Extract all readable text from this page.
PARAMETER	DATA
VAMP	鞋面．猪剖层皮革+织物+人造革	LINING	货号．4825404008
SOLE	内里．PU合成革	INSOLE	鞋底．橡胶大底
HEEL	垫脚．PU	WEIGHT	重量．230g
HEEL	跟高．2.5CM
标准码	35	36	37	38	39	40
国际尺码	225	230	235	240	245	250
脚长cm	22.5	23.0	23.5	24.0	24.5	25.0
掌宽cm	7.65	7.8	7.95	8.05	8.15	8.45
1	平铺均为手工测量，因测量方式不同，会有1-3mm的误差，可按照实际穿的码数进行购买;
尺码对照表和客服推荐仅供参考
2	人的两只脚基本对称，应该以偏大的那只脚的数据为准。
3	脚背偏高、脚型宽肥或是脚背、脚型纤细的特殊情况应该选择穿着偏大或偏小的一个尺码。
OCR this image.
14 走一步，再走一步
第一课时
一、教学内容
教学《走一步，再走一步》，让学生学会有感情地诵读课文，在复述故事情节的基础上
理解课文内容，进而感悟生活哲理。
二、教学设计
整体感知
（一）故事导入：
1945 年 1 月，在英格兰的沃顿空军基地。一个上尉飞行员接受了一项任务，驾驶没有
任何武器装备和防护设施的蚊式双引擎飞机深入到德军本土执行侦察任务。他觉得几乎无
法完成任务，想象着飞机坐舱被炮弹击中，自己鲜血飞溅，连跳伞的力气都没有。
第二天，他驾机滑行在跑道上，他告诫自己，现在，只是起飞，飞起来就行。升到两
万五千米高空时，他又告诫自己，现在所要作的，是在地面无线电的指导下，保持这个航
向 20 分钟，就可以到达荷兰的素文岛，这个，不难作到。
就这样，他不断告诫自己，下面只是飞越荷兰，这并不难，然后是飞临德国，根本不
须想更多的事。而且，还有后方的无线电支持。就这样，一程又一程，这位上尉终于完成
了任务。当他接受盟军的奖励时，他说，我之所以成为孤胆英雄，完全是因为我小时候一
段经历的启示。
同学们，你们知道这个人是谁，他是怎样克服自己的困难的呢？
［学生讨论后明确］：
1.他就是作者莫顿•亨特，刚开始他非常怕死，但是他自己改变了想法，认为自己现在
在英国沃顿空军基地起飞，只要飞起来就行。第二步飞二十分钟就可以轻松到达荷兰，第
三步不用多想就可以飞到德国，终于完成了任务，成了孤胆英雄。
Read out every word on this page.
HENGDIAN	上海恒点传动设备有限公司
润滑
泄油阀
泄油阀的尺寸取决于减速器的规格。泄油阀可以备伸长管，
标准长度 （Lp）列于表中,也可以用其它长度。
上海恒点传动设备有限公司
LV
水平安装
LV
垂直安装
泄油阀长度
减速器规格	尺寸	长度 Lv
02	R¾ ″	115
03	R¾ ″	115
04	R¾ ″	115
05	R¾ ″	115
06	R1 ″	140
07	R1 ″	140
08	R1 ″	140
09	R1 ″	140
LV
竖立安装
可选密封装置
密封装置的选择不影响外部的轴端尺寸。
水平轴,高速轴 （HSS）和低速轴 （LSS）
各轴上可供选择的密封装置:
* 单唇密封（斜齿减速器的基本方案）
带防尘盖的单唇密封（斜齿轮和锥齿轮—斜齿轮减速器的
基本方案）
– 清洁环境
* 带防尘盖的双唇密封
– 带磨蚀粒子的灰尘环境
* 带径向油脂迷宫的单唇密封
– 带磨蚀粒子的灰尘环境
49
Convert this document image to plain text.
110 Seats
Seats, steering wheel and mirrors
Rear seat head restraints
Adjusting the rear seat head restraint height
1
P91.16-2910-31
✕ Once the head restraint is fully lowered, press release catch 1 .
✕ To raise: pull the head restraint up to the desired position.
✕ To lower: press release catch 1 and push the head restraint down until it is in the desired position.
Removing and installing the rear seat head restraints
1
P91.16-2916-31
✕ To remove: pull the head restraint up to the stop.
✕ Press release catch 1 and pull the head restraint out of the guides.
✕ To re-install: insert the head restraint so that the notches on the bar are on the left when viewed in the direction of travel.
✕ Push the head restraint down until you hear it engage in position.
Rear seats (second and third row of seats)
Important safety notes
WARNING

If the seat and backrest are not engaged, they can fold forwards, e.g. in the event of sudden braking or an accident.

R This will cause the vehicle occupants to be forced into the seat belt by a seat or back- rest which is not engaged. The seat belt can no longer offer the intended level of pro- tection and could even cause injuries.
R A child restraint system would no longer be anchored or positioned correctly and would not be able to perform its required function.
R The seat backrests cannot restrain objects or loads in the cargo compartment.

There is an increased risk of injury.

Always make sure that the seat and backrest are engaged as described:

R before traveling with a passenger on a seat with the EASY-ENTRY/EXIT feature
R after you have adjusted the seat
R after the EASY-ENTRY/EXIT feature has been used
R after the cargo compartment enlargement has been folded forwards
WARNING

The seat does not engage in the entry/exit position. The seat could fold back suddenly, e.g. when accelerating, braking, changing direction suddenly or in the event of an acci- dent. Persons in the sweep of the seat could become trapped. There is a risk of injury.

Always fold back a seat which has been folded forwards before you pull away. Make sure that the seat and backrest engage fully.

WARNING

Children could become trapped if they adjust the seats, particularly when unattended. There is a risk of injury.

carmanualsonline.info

* * * * *

- _What the exercise asks_
Reproduce the records in full, exactly as written.

- _Task response_
Extract all readable text from this page.
PARAMETER	DATA
VAMP	鞋面．猪剖层皮革+织物+人造革	LINING	货号．4825404008
SOLE	内里．PU合成革	INSOLE	鞋底．橡胶大底
HEEL	垫脚．PU	WEIGHT	重量．230g
HEEL	跟高．2.5CM
标准码	35	36	37	38	39	40
国际尺码	225	230	235	240	245	250
脚长cm	22.5	23.0	23.5	24.0	24.5	25.0
掌宽cm	7.65	7.8	7.95	8.05	8.15	8.45
1	平铺均为手工测量，因测量方式不同，会有1-3mm的误差，可按照实际穿的码数进行购买;
尺码对照表和客服推荐仅供参考
2	人的两只脚基本对称，应该以偏大的那只脚的数据为准。
3	脚背偏高、脚型宽肥或是脚背、脚型纤细的特殊情况应该选择穿着偏大或偏小的一个尺码。
OCR this image.
14 走一步，再走一步
第一课时
一、教学内容
教学《走一步，再走一步》，让学生学会有感情地诵读课文，在复述故事情节的基础上
理解课文内容，进而感悟生活哲理。
二、教学设计
整体感知
（一）故事导入：
1945 年 1 月，在英格兰的沃顿空军基地。一个上尉飞行员接受了一项任务，驾驶没有
任何武器装备和防护设施的蚊式双引擎飞机深入到德军本土执行侦察任务。他觉得几乎无
法完成任务，想象着飞机坐舱被炮弹击中，自己鲜血飞溅，连跳伞的力气都没有。
第二天，他驾机滑行在跑道上，他告诫自己，现在，只是起飞，飞起来就行。升到两
万五千米高空时，他又告诫自己，现在所要作的，是在地面无线电的指导下，保持这个航
向 20 分钟，就可以到达荷兰的素文岛，这个，不难作到。
就这样，他不断告诫自己，下面只是飞越荷兰，这并不难，然后是飞临德国，根本不
须想更多的事。而且，还有后方的无线电支持。就这样，一程又一程，这位上尉终于完成
了任务。当他接受盟军的奖励时，他说，我之所以成为孤胆英雄，完全是因为我小时候一
段经历的启示。
同学们，你们知道这个人是谁，他是怎样克服自己的困难的呢？
［学生讨论后明确］：
1.他就是作者莫顿•亨特，刚开始他非常怕死，但是他自己改变了想法，认为自己现在
在英国沃顿空军基地起飞，只要飞起来就行。第二步飞二十分钟就可以轻松到达荷兰，第
三步不用多想就可以飞到德国，终于完成了任务，成了孤胆英雄。
Read out every word on this page.
HENGDIAN	上海恒点传动设备有限公司
润滑
泄油阀
泄油阀的尺寸取决于减速器的规格。泄油阀可以备伸长管，
标准长度 （Lp）列于表中,也可以用其它长度。
上海恒点传动设备有限公司
LV
水平安装
LV
垂直安装
泄油阀长度
减速器规格	尺寸	长度 Lv
02	R¾ ″	115
03	R¾ ″	115
04	R¾ ″	115
05	R¾ ″	115
06	R1 ″	140
07	R1 ″	140
08	R1 ″	140
09	R1 ″	140
LV
竖立安装
可选密封装置
密封装置的选择不影响外部的轴端尺寸。
水平轴,高速轴 （HSS）和低速轴 （LSS）
各轴上可供选择的密封装置:
* 单唇密封（斜齿减速器的基本方案）
带防尘盖的单唇密封（斜齿轮和锥齿轮—斜齿轮减速器的
基本方案）
– 清洁环境
* 带防尘盖的双唇密封
– 带磨蚀粒子的灰尘环境
* 带径向油脂迷宫的单唇密封
– 带磨蚀粒子的灰尘环境
49
Convert this document image to plain text.
110 Seats
Seats, steering wheel and mirrors
Rear seat head restraints
Adjusting the rear seat head restraint height
1
P91.16-2910-31
✕ Once the head restraint is fully lowered, press release catch 1 .
✕ To raise: pull the head restraint up to the desired position.
✕ To lower: press release catch 1 and push the head restraint down until it is in the desired position.
Removing and installing the rear seat head restraints
1
P91.16-2916-31
✕ To remove: pull the head restraint up to the stop.
✕ Press release catch 1 and pull the head restraint out of the guides.
✕ To re-install: insert the head restraint so that the notches on the bar are on the left when viewed in the direction of travel.
✕ Push the head restraint down until you hear it engage in position.
Rear seats (second and third row of seats)
Important safety notes
WARNING

If the seat and backrest are not engaged, they can fold forwards, e.g. in the event of sudden braking or an accident.

R This will cause the vehicle occupants to be forced into the seat belt by a seat or back- rest which is not engaged. The seat belt can no longer offer the intended level of pro- tection and could even cause injuries.
R A child restraint system would no longer be anchored or positioned correctly and would not be able to perform its required function.
R The seat backrests cannot restrain objects or loads in the cargo compartment.

There is an increased risk of injury.

Always make sure that the seat and backrest are engaged as described:

R before traveling with a passenger on a seat with the EASY-ENTRY/EXIT feature
R after you have adjusted the seat
R after the EASY-ENTRY/EXIT feature has been used
R after the cargo compartment enlargement has been folded forwards
WARNING

The seat does not engage in the entry/exit position. The seat could fold back suddenly, e.g. when accelerating, braking, changing direction suddenly or in the event of an acci- dent. Persons in the sweep of the seat could become trapped. There is a risk of injury.

Always fold back a seat which has been folded forwards before you pull away. Make sure that the seat and backrest engage fully.

WARNING

Children could become trapped if they adjust the seats, particularly when unattended. There is a risk of injury.

carmanualsonline.info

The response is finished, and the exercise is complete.